◆ Set problem
Each entry must be given again exactly; images do not belong in the copy.

◆ Stored entries
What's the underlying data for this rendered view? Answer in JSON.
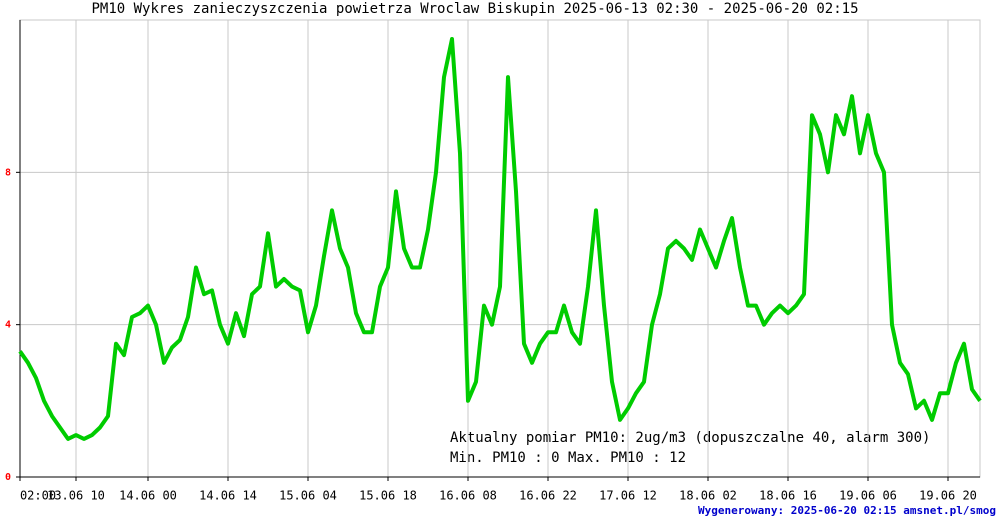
{
  "chart_data": {
    "type": "line",
    "title": "PM10 Wykres zanieczyszczenia powietrza Wroclaw Biskupin  2025-06-13 02:30 - 2025-06-20 02:15",
    "categories": [
      "02:00",
      null,
      null,
      null,
      null,
      null,
      null,
      "13.06 10",
      null,
      null,
      null,
      null,
      null,
      null,
      null,
      null,
      "14.06 00",
      null,
      null,
      null,
      null,
      null,
      null,
      null,
      null,
      null,
      "14.06 14",
      null,
      null,
      null,
      null,
      null,
      null,
      null,
      null,
      null,
      "15.06 04",
      null,
      null,
      null,
      null,
      null,
      null,
      null,
      null,
      null,
      "15.06 18",
      null,
      null,
      null,
      null,
      null,
      null,
      null,
      null,
      null,
      "16.06 08",
      null,
      null,
      null,
      null,
      null,
      null,
      null,
      null,
      null,
      "16.06 22",
      null,
      null,
      null,
      null,
      null,
      null,
      null,
      null,
      null,
      "17.06 12",
      null,
      null,
      null,
      null,
      null,
      null,
      null,
      null,
      null,
      "18.06 02",
      null,
      null,
      null,
      null,
      null,
      null,
      null,
      null,
      null,
      "18.06 16",
      null,
      null,
      null,
      null,
      null,
      null,
      null,
      null,
      null,
      "19.06 06",
      null,
      null,
      null,
      null,
      null,
      null,
      null,
      null,
      null,
      "19.06 20",
      null,
      null,
      null,
      null
    ],
    "values": [
      3.3,
      3.0,
      2.6,
      2.0,
      1.6,
      1.3,
      1.0,
      1.1,
      1.0,
      1.1,
      1.3,
      1.6,
      3.5,
      3.2,
      4.2,
      4.3,
      4.5,
      4.0,
      3.0,
      3.4,
      3.6,
      4.2,
      5.5,
      4.8,
      4.9,
      4.0,
      3.5,
      4.3,
      3.7,
      4.8,
      5.0,
      6.4,
      5.0,
      5.2,
      5.0,
      4.9,
      3.8,
      4.5,
      5.8,
      7.0,
      6.0,
      5.5,
      4.3,
      3.8,
      3.8,
      5.0,
      5.5,
      7.5,
      6.0,
      5.5,
      5.5,
      6.5,
      8.0,
      10.5,
      11.5,
      8.5,
      2.0,
      2.5,
      4.5,
      4.0,
      5.0,
      10.5,
      7.5,
      3.5,
      3.0,
      3.5,
      3.8,
      3.8,
      4.5,
      3.8,
      3.5,
      5.0,
      7.0,
      4.5,
      2.5,
      1.5,
      1.8,
      2.2,
      2.5,
      4.0,
      4.8,
      6.0,
      6.2,
      6.0,
      5.7,
      6.5,
      6.0,
      5.5,
      6.2,
      6.8,
      5.5,
      4.5,
      4.5,
      4.0,
      4.3,
      4.5,
      4.3,
      4.5,
      4.8,
      9.5,
      9.0,
      8.0,
      9.5,
      9.0,
      10.0,
      8.5,
      9.5,
      8.5,
      8.0,
      4.0,
      3.0,
      2.7,
      1.8,
      2.0,
      1.5,
      2.2,
      2.2,
      3.0,
      3.5,
      2.3,
      2.0
    ],
    "color": "#00cc00",
    "ylim": [
      0,
      12
    ],
    "yticks": [
      0,
      4,
      8
    ],
    "grid": true,
    "annotations": [
      "Aktualny pomiar PM10: 2ug/m3 (dopuszczalne 40, alarm 300)",
      "Min. PM10 : 0    Max. PM10 : 12"
    ],
    "footer": "Wygenerowany: 2025-06-20 02:15 amsnet.pl/smog"
  }
}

◆ Complete answer
What's the underlying data for this rendered view? Answer in JSON.
{
  "chart_data": {
    "type": "line",
    "title": "PM10 Wykres zanieczyszczenia powietrza Wroclaw Biskupin  2025-06-13 02:30 - 2025-06-20 02:15",
    "categories": [
      "02:00",
      null,
      null,
      null,
      null,
      null,
      null,
      "13.06 10",
      null,
      null,
      null,
      null,
      null,
      null,
      null,
      null,
      "14.06 00",
      null,
      null,
      null,
      null,
      null,
      null,
      null,
      null,
      null,
      "14.06 14",
      null,
      null,
      null,
      null,
      null,
      null,
      null,
      null,
      null,
      "15.06 04",
      null,
      null,
      null,
      null,
      null,
      null,
      null,
      null,
      null,
      "15.06 18",
      null,
      null,
      null,
      null,
      null,
      null,
      null,
      null,
      null,
      "16.06 08",
      null,
      null,
      null,
      null,
      null,
      null,
      null,
      null,
      null,
      "16.06 22",
      null,
      null,
      null,
      null,
      null,
      null,
      null,
      null,
      null,
      "17.06 12",
      null,
      null,
      null,
      null,
      null,
      null,
      null,
      null,
      null,
      "18.06 02",
      null,
      null,
      null,
      null,
      null,
      null,
      null,
      null,
      null,
      "18.06 16",
      null,
      null,
      null,
      null,
      null,
      null,
      null,
      null,
      null,
      "19.06 06",
      null,
      null,
      null,
      null,
      null,
      null,
      null,
      null,
      null,
      "19.06 20",
      null,
      null,
      null,
      null
    ],
    "values": [
      3.3,
      3.0,
      2.6,
      2.0,
      1.6,
      1.3,
      1.0,
      1.1,
      1.0,
      1.1,
      1.3,
      1.6,
      3.5,
      3.2,
      4.2,
      4.3,
      4.5,
      4.0,
      3.0,
      3.4,
      3.6,
      4.2,
      5.5,
      4.8,
      4.9,
      4.0,
      3.5,
      4.3,
      3.7,
      4.8,
      5.0,
      6.4,
      5.0,
      5.2,
      5.0,
      4.9,
      3.8,
      4.5,
      5.8,
      7.0,
      6.0,
      5.5,
      4.3,
      3.8,
      3.8,
      5.0,
      5.5,
      7.5,
      6.0,
      5.5,
      5.5,
      6.5,
      8.0,
      10.5,
      11.5,
      8.5,
      2.0,
      2.5,
      4.5,
      4.0,
      5.0,
      10.5,
      7.5,
      3.5,
      3.0,
      3.5,
      3.8,
      3.8,
      4.5,
      3.8,
      3.5,
      5.0,
      7.0,
      4.5,
      2.5,
      1.5,
      1.8,
      2.2,
      2.5,
      4.0,
      4.8,
      6.0,
      6.2,
      6.0,
      5.7,
      6.5,
      6.0,
      5.5,
      6.2,
      6.8,
      5.5,
      4.5,
      4.5,
      4.0,
      4.3,
      4.5,
      4.3,
      4.5,
      4.8,
      9.5,
      9.0,
      8.0,
      9.5,
      9.0,
      10.0,
      8.5,
      9.5,
      8.5,
      8.0,
      4.0,
      3.0,
      2.7,
      1.8,
      2.0,
      1.5,
      2.2,
      2.2,
      3.0,
      3.5,
      2.3,
      2.0
    ],
    "color": "#00cc00",
    "ylim": [
      0,
      12
    ],
    "yticks": [
      0,
      4,
      8
    ],
    "grid": true,
    "annotations": [
      "Aktualny pomiar PM10: 2ug/m3 (dopuszczalne 40, alarm 300)",
      "Min. PM10 : 0    Max. PM10 : 12"
    ],
    "footer": "Wygenerowany: 2025-06-20 02:15 amsnet.pl/smog"
  }
}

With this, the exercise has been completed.